What to do: Read the material below. Count the lines containing "внутреннем" and give that count alone.

The data:
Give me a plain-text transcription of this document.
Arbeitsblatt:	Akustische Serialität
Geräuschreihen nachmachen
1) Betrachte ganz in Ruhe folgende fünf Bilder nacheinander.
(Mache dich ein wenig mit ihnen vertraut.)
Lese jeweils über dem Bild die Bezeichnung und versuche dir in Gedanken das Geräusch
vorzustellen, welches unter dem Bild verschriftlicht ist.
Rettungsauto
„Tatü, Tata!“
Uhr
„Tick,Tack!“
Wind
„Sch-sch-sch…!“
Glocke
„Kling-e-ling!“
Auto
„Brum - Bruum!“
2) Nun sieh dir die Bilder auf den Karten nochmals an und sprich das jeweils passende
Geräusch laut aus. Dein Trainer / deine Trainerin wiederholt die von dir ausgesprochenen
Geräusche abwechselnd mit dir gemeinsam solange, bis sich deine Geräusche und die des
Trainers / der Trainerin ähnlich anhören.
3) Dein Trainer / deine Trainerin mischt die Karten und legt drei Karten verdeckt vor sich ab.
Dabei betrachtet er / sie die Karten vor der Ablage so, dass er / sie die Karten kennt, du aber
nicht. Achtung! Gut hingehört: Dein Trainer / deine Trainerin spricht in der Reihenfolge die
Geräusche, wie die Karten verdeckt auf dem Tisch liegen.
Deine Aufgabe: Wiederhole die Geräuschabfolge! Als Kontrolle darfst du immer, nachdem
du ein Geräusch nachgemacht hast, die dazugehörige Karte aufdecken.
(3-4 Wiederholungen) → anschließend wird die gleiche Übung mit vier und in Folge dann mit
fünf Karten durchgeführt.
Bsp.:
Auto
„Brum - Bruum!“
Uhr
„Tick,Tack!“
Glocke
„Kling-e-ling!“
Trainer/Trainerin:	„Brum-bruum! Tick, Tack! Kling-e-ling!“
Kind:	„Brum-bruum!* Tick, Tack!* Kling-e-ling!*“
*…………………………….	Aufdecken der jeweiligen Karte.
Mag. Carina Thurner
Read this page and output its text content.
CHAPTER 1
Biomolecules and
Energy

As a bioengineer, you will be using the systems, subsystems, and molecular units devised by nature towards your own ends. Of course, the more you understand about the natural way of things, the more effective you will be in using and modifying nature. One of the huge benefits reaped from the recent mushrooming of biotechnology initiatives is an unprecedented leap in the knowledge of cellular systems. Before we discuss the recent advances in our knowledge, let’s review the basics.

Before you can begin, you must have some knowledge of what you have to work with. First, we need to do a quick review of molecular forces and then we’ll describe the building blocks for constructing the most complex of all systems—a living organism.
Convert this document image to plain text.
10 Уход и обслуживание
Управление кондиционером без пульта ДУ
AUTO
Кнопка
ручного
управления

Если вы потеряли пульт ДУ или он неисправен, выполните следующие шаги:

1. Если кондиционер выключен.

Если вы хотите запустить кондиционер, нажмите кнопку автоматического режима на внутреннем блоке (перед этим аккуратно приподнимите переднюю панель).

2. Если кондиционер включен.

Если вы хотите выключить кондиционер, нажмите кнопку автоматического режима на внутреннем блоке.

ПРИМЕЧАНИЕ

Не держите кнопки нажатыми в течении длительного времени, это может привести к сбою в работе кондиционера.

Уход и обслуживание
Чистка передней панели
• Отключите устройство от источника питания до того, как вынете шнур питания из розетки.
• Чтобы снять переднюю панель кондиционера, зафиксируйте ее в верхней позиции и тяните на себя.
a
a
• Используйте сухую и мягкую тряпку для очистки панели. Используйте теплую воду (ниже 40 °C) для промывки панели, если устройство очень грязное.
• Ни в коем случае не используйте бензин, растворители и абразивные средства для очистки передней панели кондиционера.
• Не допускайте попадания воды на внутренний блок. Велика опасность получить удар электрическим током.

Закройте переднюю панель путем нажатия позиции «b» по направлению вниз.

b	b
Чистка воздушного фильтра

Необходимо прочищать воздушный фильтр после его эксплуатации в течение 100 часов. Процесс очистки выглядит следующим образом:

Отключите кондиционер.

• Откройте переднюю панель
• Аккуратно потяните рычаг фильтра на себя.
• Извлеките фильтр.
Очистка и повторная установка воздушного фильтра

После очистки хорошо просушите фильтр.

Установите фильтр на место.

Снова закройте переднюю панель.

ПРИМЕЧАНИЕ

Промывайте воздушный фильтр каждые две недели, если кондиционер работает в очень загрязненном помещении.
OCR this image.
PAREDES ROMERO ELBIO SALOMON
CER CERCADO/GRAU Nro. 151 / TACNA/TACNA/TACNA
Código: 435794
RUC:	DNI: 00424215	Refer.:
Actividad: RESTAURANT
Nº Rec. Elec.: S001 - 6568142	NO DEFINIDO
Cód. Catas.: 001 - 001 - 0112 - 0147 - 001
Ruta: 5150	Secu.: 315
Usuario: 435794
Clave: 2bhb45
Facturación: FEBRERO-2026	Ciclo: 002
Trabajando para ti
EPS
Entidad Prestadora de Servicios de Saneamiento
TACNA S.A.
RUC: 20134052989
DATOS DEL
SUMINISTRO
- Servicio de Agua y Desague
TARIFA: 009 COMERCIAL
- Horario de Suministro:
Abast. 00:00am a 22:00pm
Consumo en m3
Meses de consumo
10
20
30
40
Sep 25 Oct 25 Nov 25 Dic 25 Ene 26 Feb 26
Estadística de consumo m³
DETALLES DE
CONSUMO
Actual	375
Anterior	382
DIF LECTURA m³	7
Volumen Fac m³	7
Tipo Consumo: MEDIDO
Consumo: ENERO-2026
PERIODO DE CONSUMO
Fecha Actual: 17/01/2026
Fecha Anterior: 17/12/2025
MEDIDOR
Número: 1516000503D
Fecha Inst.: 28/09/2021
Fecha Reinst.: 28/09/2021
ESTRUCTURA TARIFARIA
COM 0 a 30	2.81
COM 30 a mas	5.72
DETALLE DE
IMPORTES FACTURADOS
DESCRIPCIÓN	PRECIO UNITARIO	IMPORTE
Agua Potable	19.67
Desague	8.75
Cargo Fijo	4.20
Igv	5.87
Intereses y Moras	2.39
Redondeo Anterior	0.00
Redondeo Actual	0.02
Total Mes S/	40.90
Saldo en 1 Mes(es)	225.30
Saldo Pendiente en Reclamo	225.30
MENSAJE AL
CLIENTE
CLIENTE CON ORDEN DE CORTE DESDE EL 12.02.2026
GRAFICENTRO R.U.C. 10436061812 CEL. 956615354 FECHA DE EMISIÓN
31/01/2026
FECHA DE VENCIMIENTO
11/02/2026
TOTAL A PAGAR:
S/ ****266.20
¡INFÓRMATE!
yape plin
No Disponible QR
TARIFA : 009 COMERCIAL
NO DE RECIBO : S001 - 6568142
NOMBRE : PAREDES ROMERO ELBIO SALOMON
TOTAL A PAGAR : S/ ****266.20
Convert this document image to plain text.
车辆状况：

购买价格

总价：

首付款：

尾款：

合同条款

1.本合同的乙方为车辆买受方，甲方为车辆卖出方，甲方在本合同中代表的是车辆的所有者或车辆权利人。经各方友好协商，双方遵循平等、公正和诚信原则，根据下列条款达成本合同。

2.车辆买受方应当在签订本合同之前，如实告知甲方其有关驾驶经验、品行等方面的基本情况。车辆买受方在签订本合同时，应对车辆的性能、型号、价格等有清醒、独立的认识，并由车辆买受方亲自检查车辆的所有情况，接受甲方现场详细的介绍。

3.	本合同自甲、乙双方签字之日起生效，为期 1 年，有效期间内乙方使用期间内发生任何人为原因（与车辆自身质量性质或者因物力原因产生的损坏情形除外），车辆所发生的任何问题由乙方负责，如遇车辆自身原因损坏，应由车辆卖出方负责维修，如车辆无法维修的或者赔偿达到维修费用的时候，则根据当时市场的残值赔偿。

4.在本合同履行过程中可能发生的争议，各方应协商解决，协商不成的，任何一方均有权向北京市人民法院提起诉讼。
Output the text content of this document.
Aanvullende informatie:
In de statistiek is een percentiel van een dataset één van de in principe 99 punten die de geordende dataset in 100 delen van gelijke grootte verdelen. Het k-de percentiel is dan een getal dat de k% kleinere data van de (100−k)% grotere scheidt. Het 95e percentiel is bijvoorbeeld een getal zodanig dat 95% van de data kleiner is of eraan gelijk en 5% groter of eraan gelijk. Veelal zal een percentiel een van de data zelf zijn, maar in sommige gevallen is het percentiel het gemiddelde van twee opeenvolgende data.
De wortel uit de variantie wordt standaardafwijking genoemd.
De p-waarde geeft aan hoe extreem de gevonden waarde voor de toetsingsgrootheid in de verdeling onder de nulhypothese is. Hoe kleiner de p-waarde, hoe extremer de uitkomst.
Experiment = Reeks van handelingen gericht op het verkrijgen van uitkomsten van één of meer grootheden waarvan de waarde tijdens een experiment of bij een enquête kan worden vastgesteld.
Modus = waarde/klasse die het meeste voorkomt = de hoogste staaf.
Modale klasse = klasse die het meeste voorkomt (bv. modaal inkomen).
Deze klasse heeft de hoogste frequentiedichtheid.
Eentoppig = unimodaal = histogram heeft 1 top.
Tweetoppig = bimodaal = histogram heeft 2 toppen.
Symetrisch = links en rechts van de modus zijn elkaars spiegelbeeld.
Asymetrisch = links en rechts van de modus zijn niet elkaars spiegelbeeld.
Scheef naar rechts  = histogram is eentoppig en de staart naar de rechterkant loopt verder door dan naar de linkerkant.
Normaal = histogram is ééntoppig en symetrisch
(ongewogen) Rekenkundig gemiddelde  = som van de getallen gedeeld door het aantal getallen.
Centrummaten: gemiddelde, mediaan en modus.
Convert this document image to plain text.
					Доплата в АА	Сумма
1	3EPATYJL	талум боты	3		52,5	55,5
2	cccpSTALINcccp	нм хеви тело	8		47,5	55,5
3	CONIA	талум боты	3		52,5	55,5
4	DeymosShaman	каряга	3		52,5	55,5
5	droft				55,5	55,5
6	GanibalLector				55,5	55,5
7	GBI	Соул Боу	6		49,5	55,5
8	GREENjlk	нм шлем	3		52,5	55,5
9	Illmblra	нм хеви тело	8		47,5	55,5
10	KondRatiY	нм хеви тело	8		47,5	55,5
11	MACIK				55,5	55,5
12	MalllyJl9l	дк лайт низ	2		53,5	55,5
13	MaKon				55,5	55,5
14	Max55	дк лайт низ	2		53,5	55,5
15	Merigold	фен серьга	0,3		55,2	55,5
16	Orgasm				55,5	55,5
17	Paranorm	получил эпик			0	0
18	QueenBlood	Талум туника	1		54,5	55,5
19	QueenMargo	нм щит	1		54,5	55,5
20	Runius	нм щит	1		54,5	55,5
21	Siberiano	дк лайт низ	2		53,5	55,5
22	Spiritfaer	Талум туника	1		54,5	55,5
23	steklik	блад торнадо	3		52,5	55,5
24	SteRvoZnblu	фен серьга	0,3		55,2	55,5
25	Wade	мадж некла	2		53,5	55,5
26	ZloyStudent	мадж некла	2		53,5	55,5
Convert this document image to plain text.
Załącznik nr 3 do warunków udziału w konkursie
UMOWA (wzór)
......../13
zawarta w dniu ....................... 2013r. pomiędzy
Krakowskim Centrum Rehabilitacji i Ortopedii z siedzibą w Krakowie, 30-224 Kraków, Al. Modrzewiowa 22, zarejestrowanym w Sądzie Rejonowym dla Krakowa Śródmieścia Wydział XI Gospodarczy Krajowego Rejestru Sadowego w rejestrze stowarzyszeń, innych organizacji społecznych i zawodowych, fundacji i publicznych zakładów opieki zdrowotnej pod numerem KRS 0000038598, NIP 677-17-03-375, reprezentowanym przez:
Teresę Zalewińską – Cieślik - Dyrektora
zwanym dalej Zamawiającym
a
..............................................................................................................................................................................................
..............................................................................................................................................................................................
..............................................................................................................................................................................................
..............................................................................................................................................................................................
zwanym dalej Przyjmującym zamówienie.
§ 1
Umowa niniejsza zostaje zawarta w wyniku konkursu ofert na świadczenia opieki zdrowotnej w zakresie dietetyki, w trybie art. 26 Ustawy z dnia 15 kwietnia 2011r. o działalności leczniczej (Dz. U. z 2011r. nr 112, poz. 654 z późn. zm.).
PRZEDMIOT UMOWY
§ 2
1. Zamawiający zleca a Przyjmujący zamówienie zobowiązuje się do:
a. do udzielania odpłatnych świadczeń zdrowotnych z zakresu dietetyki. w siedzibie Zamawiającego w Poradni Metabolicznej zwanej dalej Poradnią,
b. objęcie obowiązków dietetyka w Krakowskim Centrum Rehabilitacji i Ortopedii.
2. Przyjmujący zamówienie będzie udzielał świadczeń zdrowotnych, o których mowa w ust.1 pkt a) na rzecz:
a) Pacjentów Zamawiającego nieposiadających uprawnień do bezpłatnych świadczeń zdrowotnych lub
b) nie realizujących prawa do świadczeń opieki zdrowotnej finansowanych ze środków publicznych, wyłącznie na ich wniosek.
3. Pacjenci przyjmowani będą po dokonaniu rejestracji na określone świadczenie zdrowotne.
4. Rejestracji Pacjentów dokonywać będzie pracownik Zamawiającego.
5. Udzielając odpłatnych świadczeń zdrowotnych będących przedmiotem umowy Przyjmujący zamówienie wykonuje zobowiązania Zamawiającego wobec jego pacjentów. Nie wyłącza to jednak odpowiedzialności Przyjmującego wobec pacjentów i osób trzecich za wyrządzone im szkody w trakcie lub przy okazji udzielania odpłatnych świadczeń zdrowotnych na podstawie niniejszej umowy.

Correct response: 2